:: TO DO ::
In every row below, change each "ethereum-coin-icon" to "eth-coin-icon" and reproduce the rows with no other changes.

:: INPUT MATERIAL ::
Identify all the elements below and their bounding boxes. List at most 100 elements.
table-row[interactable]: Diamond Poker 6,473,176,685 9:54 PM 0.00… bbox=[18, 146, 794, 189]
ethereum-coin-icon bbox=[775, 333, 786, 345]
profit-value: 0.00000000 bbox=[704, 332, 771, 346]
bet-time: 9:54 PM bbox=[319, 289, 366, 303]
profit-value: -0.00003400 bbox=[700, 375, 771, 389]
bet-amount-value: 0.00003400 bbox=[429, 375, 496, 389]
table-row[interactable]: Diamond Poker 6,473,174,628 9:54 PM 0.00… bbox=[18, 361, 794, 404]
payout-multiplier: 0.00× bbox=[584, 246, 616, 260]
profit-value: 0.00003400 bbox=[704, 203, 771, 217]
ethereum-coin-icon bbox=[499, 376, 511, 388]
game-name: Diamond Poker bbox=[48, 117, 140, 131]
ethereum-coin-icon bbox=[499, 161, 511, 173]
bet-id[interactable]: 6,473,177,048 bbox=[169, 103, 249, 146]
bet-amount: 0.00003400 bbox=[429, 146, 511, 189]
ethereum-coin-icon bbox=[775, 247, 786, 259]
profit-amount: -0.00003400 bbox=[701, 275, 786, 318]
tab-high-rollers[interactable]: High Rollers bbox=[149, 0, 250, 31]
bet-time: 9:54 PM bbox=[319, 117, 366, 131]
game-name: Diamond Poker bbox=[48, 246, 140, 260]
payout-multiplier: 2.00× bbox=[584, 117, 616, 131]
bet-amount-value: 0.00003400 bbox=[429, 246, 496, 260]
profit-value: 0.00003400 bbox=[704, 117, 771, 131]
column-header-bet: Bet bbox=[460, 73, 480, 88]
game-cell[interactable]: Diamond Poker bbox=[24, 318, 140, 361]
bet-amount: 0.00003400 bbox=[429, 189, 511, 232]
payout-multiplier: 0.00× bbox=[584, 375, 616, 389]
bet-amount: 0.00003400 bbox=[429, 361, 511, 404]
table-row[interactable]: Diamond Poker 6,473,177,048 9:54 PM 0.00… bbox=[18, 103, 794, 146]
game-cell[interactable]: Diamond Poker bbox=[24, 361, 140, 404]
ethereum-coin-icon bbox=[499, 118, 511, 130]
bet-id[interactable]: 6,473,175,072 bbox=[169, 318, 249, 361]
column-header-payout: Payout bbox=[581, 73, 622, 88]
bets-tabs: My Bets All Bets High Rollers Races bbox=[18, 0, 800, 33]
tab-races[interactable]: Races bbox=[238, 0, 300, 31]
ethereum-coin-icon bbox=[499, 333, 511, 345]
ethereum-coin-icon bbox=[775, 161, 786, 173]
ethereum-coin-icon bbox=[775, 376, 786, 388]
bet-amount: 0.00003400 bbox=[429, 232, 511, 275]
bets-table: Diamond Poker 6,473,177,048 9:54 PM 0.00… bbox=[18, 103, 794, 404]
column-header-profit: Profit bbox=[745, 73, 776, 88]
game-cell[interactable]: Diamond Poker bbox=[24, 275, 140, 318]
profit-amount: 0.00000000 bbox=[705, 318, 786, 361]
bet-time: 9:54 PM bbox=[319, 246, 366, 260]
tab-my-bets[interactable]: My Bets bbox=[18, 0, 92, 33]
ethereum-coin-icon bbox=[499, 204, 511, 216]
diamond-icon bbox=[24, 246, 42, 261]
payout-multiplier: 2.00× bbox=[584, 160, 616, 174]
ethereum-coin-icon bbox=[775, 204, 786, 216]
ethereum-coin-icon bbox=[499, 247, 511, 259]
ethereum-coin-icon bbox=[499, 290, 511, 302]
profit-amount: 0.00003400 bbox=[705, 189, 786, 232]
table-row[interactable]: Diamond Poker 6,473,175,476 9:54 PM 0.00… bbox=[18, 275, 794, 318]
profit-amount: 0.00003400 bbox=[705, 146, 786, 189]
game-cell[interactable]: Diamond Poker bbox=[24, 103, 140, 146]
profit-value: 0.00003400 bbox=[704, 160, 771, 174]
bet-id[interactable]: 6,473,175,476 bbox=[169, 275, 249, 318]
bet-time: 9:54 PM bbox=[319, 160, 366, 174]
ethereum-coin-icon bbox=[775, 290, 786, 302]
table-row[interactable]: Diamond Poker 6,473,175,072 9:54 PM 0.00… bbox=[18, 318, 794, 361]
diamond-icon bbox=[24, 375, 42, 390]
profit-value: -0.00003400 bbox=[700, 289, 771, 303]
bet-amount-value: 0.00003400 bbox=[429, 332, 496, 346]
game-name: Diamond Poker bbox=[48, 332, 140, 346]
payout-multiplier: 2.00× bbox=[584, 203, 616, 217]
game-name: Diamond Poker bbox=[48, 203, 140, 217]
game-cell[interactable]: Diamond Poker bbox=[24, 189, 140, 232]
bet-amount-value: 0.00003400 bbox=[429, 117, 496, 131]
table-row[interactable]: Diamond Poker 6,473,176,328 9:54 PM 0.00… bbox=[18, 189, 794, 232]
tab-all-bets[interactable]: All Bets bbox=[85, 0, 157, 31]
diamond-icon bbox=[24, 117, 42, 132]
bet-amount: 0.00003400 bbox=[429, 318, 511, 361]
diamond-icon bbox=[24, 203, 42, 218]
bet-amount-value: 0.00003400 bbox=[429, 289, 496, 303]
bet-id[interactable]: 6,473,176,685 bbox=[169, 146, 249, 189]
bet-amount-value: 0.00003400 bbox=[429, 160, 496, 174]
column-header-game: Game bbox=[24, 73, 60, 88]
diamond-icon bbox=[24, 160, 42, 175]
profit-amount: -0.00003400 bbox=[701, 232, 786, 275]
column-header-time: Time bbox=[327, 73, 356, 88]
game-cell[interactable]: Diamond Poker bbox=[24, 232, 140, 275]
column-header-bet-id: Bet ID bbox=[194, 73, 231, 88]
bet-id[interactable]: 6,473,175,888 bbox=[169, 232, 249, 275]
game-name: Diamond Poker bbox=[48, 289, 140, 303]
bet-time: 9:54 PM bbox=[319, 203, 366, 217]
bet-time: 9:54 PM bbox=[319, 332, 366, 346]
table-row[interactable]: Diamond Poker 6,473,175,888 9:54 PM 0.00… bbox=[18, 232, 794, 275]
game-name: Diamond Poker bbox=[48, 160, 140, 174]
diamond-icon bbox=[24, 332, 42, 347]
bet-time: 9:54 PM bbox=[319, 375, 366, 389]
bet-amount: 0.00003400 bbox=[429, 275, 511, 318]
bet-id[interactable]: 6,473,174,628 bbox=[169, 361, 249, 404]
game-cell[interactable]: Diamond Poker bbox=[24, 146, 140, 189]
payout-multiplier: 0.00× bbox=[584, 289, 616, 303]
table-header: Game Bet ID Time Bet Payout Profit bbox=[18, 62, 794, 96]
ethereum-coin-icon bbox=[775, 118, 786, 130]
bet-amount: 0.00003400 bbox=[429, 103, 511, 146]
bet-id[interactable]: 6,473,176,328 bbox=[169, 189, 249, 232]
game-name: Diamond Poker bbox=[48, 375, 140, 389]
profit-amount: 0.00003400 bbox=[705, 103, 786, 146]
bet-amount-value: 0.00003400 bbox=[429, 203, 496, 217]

:: COMPLETED EXERCISE ::
Identify all the elements below and their bounding boxes. List at most 100 elements.
table-row[interactable]: Diamond Poker 6,473,176,685 9:54 PM 0.00… bbox=[18, 146, 794, 189]
eth-coin-icon bbox=[775, 333, 786, 345]
profit-value: 0.00000000 bbox=[704, 332, 771, 346]
bet-time: 9:54 PM bbox=[319, 289, 366, 303]
profit-value: -0.00003400 bbox=[700, 375, 771, 389]
bet-amount-value: 0.00003400 bbox=[429, 375, 496, 389]
table-row[interactable]: Diamond Poker 6,473,174,628 9:54 PM 0.00… bbox=[18, 361, 794, 404]
payout-multiplier: 0.00× bbox=[584, 246, 616, 260]
profit-value: 0.00003400 bbox=[704, 203, 771, 217]
eth-coin-icon bbox=[499, 376, 511, 388]
game-name: Diamond Poker bbox=[48, 117, 140, 131]
eth-coin-icon bbox=[499, 161, 511, 173]
bet-id[interactable]: 6,473,177,048 bbox=[169, 103, 249, 146]
bet-amount: 0.00003400 bbox=[429, 146, 511, 189]
eth-coin-icon bbox=[775, 247, 786, 259]
profit-amount: -0.00003400 bbox=[701, 275, 786, 318]
tab-high-rollers[interactable]: High Rollers bbox=[149, 0, 250, 31]
bet-time: 9:54 PM bbox=[319, 117, 366, 131]
game-name: Diamond Poker bbox=[48, 246, 140, 260]
payout-multiplier: 2.00× bbox=[584, 117, 616, 131]
bet-amount-value: 0.00003400 bbox=[429, 246, 496, 260]
profit-value: 0.00003400 bbox=[704, 117, 771, 131]
column-header-bet: Bet bbox=[460, 73, 480, 88]
game-cell[interactable]: Diamond Poker bbox=[24, 318, 140, 361]
bet-amount: 0.00003400 bbox=[429, 189, 511, 232]
payout-multiplier: 0.00× bbox=[584, 375, 616, 389]
bet-amount: 0.00003400 bbox=[429, 361, 511, 404]
table-row[interactable]: Diamond Poker 6,473,177,048 9:54 PM 0.00… bbox=[18, 103, 794, 146]
game-cell[interactable]: Diamond Poker bbox=[24, 361, 140, 404]
eth-coin-icon bbox=[499, 118, 511, 130]
bet-id[interactable]: 6,473,175,072 bbox=[169, 318, 249, 361]
column-header-payout: Payout bbox=[581, 73, 622, 88]
bets-tabs: My Bets All Bets High Rollers Races bbox=[18, 0, 800, 33]
tab-races[interactable]: Races bbox=[238, 0, 300, 31]
eth-coin-icon bbox=[499, 333, 511, 345]
eth-coin-icon bbox=[775, 161, 786, 173]
eth-coin-icon bbox=[775, 376, 786, 388]
bet-amount: 0.00003400 bbox=[429, 232, 511, 275]
bets-table: Diamond Poker 6,473,177,048 9:54 PM 0.00… bbox=[18, 103, 794, 404]
column-header-profit: Profit bbox=[745, 73, 776, 88]
game-cell[interactable]: Diamond Poker bbox=[24, 275, 140, 318]
profit-amount: 0.00000000 bbox=[705, 318, 786, 361]
bet-time: 9:54 PM bbox=[319, 246, 366, 260]
tab-my-bets[interactable]: My Bets bbox=[18, 0, 92, 33]
eth-coin-icon bbox=[499, 204, 511, 216]
diamond-icon bbox=[24, 246, 42, 261]
payout-multiplier: 2.00× bbox=[584, 160, 616, 174]
eth-coin-icon bbox=[775, 204, 786, 216]
eth-coin-icon bbox=[499, 247, 511, 259]
eth-coin-icon bbox=[499, 290, 511, 302]
profit-amount: 0.00003400 bbox=[705, 189, 786, 232]
table-row[interactable]: Diamond Poker 6,473,175,476 9:54 PM 0.00… bbox=[18, 275, 794, 318]
profit-amount: 0.00003400 bbox=[705, 146, 786, 189]
game-cell[interactable]: Diamond Poker bbox=[24, 103, 140, 146]
profit-value: 0.00003400 bbox=[704, 160, 771, 174]
bet-id[interactable]: 6,473,175,476 bbox=[169, 275, 249, 318]
bet-time: 9:54 PM bbox=[319, 160, 366, 174]
eth-coin-icon bbox=[775, 290, 786, 302]
table-row[interactable]: Diamond Poker 6,473,175,072 9:54 PM 0.00… bbox=[18, 318, 794, 361]
diamond-icon bbox=[24, 375, 42, 390]
profit-value: -0.00003400 bbox=[700, 289, 771, 303]
bet-amount-value: 0.00003400 bbox=[429, 332, 496, 346]
game-name: Diamond Poker bbox=[48, 332, 140, 346]
payout-multiplier: 2.00× bbox=[584, 203, 616, 217]
game-name: Diamond Poker bbox=[48, 203, 140, 217]
game-cell[interactable]: Diamond Poker bbox=[24, 189, 140, 232]
bet-amount-value: 0.00003400 bbox=[429, 117, 496, 131]
table-row[interactable]: Diamond Poker 6,473,176,328 9:54 PM 0.00… bbox=[18, 189, 794, 232]
tab-all-bets[interactable]: All Bets bbox=[85, 0, 157, 31]
diamond-icon bbox=[24, 117, 42, 132]
bet-amount: 0.00003400 bbox=[429, 318, 511, 361]
diamond-icon bbox=[24, 203, 42, 218]
bet-amount-value: 0.00003400 bbox=[429, 289, 496, 303]
bet-id[interactable]: 6,473,176,685 bbox=[169, 146, 249, 189]
bet-amount-value: 0.00003400 bbox=[429, 160, 496, 174]
column-header-game: Game bbox=[24, 73, 60, 88]
diamond-icon bbox=[24, 160, 42, 175]
profit-amount: -0.00003400 bbox=[701, 232, 786, 275]
column-header-time: Time bbox=[327, 73, 356, 88]
game-cell[interactable]: Diamond Poker bbox=[24, 232, 140, 275]
column-header-bet-id: Bet ID bbox=[194, 73, 231, 88]
bet-id[interactable]: 6,473,175,888 bbox=[169, 232, 249, 275]
game-name: Diamond Poker bbox=[48, 289, 140, 303]
bet-time: 9:54 PM bbox=[319, 203, 366, 217]
bet-time: 9:54 PM bbox=[319, 332, 366, 346]
table-row[interactable]: Diamond Poker 6,473,175,888 9:54 PM 0.00… bbox=[18, 232, 794, 275]
game-name: Diamond Poker bbox=[48, 160, 140, 174]
diamond-icon bbox=[24, 332, 42, 347]
bet-time: 9:54 PM bbox=[319, 375, 366, 389]
bet-amount: 0.00003400 bbox=[429, 275, 511, 318]
bet-id[interactable]: 6,473,174,628 bbox=[169, 361, 249, 404]
game-cell[interactable]: Diamond Poker bbox=[24, 146, 140, 189]
payout-multiplier: 0.00× bbox=[584, 289, 616, 303]
table-header: Game Bet ID Time Bet Payout Profit bbox=[18, 62, 794, 96]
eth-coin-icon bbox=[775, 118, 786, 130]
bet-amount: 0.00003400 bbox=[429, 103, 511, 146]
bet-id[interactable]: 6,473,176,328 bbox=[169, 189, 249, 232]
game-name: Diamond Poker bbox=[48, 375, 140, 389]
profit-amount: 0.00003400 bbox=[705, 103, 786, 146]
bet-amount-value: 0.00003400 bbox=[429, 203, 496, 217]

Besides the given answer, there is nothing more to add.